• _Work instructions_
Only the number is wanted: how many lines in the data contain "label"?
======== Extracted material ========
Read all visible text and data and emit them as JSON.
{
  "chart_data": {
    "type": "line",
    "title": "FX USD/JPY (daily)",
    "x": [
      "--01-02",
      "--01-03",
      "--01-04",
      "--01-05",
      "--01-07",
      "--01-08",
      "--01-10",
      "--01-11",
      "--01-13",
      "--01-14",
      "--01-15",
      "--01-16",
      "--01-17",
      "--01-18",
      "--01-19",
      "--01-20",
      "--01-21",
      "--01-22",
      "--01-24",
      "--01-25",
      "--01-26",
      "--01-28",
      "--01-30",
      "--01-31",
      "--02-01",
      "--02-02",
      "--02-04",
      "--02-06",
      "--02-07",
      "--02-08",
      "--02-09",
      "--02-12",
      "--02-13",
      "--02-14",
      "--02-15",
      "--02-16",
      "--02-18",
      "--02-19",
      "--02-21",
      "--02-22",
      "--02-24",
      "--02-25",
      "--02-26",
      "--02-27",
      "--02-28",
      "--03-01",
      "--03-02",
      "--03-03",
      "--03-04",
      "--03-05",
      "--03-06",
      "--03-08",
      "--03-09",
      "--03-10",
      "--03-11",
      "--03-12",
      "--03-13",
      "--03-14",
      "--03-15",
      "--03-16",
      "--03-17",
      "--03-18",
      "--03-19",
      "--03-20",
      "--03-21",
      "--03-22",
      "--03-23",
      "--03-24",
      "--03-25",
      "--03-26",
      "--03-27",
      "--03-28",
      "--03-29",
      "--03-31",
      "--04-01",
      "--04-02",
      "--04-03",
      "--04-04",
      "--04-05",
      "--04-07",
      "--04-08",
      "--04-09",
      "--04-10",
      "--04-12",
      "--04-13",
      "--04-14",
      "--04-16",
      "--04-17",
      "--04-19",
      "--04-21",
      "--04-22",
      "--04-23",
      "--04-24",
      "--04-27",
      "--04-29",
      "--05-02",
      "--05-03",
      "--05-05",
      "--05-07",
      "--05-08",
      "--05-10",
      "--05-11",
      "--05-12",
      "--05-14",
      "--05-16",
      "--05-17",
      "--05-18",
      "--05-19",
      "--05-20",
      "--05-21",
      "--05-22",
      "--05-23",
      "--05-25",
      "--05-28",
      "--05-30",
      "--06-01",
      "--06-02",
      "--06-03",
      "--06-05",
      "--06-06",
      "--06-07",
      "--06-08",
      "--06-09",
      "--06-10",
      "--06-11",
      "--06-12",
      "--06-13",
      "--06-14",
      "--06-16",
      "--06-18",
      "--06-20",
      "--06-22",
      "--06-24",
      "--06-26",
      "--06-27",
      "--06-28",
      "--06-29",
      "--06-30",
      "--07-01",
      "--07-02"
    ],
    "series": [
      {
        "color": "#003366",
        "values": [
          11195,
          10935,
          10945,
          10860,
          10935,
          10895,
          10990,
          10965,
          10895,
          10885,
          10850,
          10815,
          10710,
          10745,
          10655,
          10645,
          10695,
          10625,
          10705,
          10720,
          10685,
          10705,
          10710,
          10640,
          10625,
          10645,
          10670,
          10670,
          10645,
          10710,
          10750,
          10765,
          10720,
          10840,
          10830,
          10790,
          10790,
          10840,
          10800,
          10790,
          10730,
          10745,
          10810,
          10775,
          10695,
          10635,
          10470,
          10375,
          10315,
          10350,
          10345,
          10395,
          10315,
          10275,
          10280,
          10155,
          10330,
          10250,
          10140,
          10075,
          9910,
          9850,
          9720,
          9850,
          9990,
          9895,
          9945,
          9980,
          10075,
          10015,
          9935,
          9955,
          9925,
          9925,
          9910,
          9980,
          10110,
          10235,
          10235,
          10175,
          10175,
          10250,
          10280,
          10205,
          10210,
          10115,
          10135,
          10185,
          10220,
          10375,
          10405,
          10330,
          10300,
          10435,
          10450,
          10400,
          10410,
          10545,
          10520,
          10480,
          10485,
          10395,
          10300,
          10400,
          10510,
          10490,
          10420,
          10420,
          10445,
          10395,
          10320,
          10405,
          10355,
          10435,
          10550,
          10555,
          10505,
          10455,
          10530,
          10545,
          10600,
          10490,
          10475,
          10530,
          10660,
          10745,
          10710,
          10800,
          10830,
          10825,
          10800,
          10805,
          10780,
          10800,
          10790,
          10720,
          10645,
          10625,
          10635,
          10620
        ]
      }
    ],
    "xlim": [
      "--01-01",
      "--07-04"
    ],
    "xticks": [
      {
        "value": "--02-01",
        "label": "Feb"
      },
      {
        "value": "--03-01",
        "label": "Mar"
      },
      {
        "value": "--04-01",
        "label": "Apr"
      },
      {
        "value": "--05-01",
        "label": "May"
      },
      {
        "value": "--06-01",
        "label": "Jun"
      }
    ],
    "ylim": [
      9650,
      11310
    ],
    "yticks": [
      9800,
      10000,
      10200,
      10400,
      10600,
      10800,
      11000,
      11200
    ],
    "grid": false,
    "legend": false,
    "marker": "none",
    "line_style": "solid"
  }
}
========
• _Answer in full_
5